[Figure record listings]
________________
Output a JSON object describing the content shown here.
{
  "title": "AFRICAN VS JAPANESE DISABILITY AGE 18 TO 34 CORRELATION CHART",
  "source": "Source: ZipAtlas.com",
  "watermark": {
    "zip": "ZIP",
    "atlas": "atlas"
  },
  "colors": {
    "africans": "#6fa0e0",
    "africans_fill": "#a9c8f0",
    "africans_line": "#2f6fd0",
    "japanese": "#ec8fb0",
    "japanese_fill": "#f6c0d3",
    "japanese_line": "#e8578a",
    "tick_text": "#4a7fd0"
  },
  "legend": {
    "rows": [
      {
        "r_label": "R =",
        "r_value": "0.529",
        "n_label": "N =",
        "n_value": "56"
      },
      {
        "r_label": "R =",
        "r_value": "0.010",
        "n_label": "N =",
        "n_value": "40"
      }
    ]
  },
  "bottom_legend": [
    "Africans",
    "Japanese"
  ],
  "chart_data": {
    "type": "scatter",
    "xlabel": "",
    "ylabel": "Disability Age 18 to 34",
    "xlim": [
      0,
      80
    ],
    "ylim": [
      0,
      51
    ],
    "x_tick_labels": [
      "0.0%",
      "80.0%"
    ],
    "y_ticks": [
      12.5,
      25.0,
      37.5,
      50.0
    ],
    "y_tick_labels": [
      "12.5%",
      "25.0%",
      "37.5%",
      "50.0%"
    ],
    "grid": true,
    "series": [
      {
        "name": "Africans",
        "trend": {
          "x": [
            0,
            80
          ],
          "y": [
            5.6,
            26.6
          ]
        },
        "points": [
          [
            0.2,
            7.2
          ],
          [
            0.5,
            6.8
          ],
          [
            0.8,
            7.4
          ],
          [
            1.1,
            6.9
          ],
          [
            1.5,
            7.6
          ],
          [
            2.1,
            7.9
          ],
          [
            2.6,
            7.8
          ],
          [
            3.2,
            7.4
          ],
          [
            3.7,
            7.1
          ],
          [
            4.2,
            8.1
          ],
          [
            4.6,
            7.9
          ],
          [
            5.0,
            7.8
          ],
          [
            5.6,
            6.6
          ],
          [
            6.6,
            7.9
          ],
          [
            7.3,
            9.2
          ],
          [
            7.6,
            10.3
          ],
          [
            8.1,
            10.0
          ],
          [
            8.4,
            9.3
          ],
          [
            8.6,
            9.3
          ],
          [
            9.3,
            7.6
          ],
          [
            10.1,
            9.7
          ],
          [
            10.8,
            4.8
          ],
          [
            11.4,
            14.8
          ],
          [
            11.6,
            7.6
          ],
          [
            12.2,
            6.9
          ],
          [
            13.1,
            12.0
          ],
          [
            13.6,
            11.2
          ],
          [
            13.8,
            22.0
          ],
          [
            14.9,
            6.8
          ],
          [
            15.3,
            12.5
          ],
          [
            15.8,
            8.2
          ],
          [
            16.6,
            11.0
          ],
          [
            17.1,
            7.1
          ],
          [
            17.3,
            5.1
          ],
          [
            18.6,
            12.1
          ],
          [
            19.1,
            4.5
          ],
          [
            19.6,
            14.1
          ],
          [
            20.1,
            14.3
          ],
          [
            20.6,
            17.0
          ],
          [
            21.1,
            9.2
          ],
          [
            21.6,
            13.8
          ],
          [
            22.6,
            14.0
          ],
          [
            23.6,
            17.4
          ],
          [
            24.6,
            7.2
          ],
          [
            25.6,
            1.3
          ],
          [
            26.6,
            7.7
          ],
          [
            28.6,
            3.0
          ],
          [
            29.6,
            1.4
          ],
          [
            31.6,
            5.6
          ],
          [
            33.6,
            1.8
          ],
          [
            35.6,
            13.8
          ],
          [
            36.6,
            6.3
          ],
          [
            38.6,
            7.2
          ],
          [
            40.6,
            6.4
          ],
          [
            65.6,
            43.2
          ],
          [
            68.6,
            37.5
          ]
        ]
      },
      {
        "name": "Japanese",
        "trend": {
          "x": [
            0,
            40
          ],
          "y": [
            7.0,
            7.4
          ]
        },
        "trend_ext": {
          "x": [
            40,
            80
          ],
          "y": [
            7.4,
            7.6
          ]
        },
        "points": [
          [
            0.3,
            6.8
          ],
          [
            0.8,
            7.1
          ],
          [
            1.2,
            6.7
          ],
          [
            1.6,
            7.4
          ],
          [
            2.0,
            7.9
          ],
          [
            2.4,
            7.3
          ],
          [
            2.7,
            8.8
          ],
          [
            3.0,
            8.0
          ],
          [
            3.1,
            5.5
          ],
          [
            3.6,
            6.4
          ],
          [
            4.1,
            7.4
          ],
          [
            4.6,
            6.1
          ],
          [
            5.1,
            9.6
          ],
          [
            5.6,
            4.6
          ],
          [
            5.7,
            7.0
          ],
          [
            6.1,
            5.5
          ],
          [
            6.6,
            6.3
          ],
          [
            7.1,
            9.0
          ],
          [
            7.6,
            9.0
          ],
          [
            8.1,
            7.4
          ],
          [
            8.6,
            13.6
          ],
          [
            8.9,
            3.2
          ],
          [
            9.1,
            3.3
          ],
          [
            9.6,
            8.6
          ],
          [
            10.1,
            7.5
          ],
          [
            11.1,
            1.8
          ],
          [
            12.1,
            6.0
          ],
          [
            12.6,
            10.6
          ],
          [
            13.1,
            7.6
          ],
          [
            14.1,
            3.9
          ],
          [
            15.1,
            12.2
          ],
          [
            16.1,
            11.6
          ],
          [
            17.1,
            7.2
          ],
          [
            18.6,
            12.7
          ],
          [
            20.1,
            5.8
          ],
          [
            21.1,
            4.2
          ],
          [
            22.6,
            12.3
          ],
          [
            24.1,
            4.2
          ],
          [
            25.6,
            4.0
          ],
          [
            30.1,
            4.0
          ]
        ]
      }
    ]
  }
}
________________
All of the records must be retyped exactly as they are.

EXERCISE OUTPUT ::
Output a JSON object describing the content shown here.
{
  "title": "AFRICAN VS JAPANESE DISABILITY AGE 18 TO 34 CORRELATION CHART",
  "source": "Source: ZipAtlas.com",
  "watermark": {
    "zip": "ZIP",
    "atlas": "atlas"
  },
  "colors": {
    "africans": "#6fa0e0",
    "africans_fill": "#a9c8f0",
    "africans_line": "#2f6fd0",
    "japanese": "#ec8fb0",
    "japanese_fill": "#f6c0d3",
    "japanese_line": "#e8578a",
    "tick_text": "#4a7fd0"
  },
  "legend": {
    "rows": [
      {
        "r_label": "R =",
        "r_value": "0.529",
        "n_label": "N =",
        "n_value": "56"
      },
      {
        "r_label": "R =",
        "r_value": "0.010",
        "n_label": "N =",
        "n_value": "40"
      }
    ]
  },
  "bottom_legend": [
    "Africans",
    "Japanese"
  ],
  "chart_data": {
    "type": "scatter",
    "xlabel": "",
    "ylabel": "Disability Age 18 to 34",
    "xlim": [
      0,
      80
    ],
    "ylim": [
      0,
      51
    ],
    "x_tick_labels": [
      "0.0%",
      "80.0%"
    ],
    "y_ticks": [
      12.5,
      25.0,
      37.5,
      50.0
    ],
    "y_tick_labels": [
      "12.5%",
      "25.0%",
      "37.5%",
      "50.0%"
    ],
    "grid": true,
    "series": [
      {
        "name": "Africans",
        "trend": {
          "x": [
            0,
            80
          ],
          "y": [
            5.6,
            26.6
          ]
        },
        "points": [
          [
            0.2,
            7.2
          ],
          [
            0.5,
            6.8
          ],
          [
            0.8,
            7.4
          ],
          [
            1.1,
            6.9
          ],
          [
            1.5,
            7.6
          ],
          [
            2.1,
            7.9
          ],
          [
            2.6,
            7.8
          ],
          [
            3.2,
            7.4
          ],
          [
            3.7,
            7.1
          ],
          [
            4.2,
            8.1
          ],
          [
            4.6,
            7.9
          ],
          [
            5.0,
            7.8
          ],
          [
            5.6,
            6.6
          ],
          [
            6.6,
            7.9
          ],
          [
            7.3,
            9.2
          ],
          [
            7.6,
            10.3
          ],
          [
            8.1,
            10.0
          ],
          [
            8.4,
            9.3
          ],
          [
            8.6,
            9.3
          ],
          [
            9.3,
            7.6
          ],
          [
            10.1,
            9.7
          ],
          [
            10.8,
            4.8
          ],
          [
            11.4,
            14.8
          ],
          [
            11.6,
            7.6
          ],
          [
            12.2,
            6.9
          ],
          [
            13.1,
            12.0
          ],
          [
            13.6,
            11.2
          ],
          [
            13.8,
            22.0
          ],
          [
            14.9,
            6.8
          ],
          [
            15.3,
            12.5
          ],
          [
            15.8,
            8.2
          ],
          [
            16.6,
            11.0
          ],
          [
            17.1,
            7.1
          ],
          [
            17.3,
            5.1
          ],
          [
            18.6,
            12.1
          ],
          [
            19.1,
            4.5
          ],
          [
            19.6,
            14.1
          ],
          [
            20.1,
            14.3
          ],
          [
            20.6,
            17.0
          ],
          [
            21.1,
            9.2
          ],
          [
            21.6,
            13.8
          ],
          [
            22.6,
            14.0
          ],
          [
            23.6,
            17.4
          ],
          [
            24.6,
            7.2
          ],
          [
            25.6,
            1.3
          ],
          [
            26.6,
            7.7
          ],
          [
            28.6,
            3.0
          ],
          [
            29.6,
            1.4
          ],
          [
            31.6,
            5.6
          ],
          [
            33.6,
            1.8
          ],
          [
            35.6,
            13.8
          ],
          [
            36.6,
            6.3
          ],
          [
            38.6,
            7.2
          ],
          [
            40.6,
            6.4
          ],
          [
            65.6,
            43.2
          ],
          [
            68.6,
            37.5
          ]
        ]
      },
      {
        "name": "Japanese",
        "trend": {
          "x": [
            0,
            40
          ],
          "y": [
            7.0,
            7.4
          ]
        },
        "trend_ext": {
          "x": [
            40,
            80
          ],
          "y": [
            7.4,
            7.6
          ]
        },
        "points": [
          [
            0.3,
            6.8
          ],
          [
            0.8,
            7.1
          ],
          [
            1.2,
            6.7
          ],
          [
            1.6,
            7.4
          ],
          [
            2.0,
            7.9
          ],
          [
            2.4,
            7.3
          ],
          [
            2.7,
            8.8
          ],
          [
            3.0,
            8.0
          ],
          [
            3.1,
            5.5
          ],
          [
            3.6,
            6.4
          ],
          [
            4.1,
            7.4
          ],
          [
            4.6,
            6.1
          ],
          [
            5.1,
            9.6
          ],
          [
            5.6,
            4.6
          ],
          [
            5.7,
            7.0
          ],
          [
            6.1,
            5.5
          ],
          [
            6.6,
            6.3
          ],
          [
            7.1,
            9.0
          ],
          [
            7.6,
            9.0
          ],
          [
            8.1,
            7.4
          ],
          [
            8.6,
            13.6
          ],
          [
            8.9,
            3.2
          ],
          [
            9.1,
            3.3
          ],
          [
            9.6,
            8.6
          ],
          [
            10.1,
            7.5
          ],
          [
            11.1,
            1.8
          ],
          [
            12.1,
            6.0
          ],
          [
            12.6,
            10.6
          ],
          [
            13.1,
            7.6
          ],
          [
            14.1,
            3.9
          ],
          [
            15.1,
            12.2
          ],
          [
            16.1,
            11.6
          ],
          [
            17.1,
            7.2
          ],
          [
            18.6,
            12.7
          ],
          [
            20.1,
            5.8
          ],
          [
            21.1,
            4.2
          ],
          [
            22.6,
            12.3
          ],
          [
            24.1,
            4.2
          ],
          [
            25.6,
            4.0
          ],
          [
            30.1,
            4.0
          ]
        ]
      }
    ]
  }
}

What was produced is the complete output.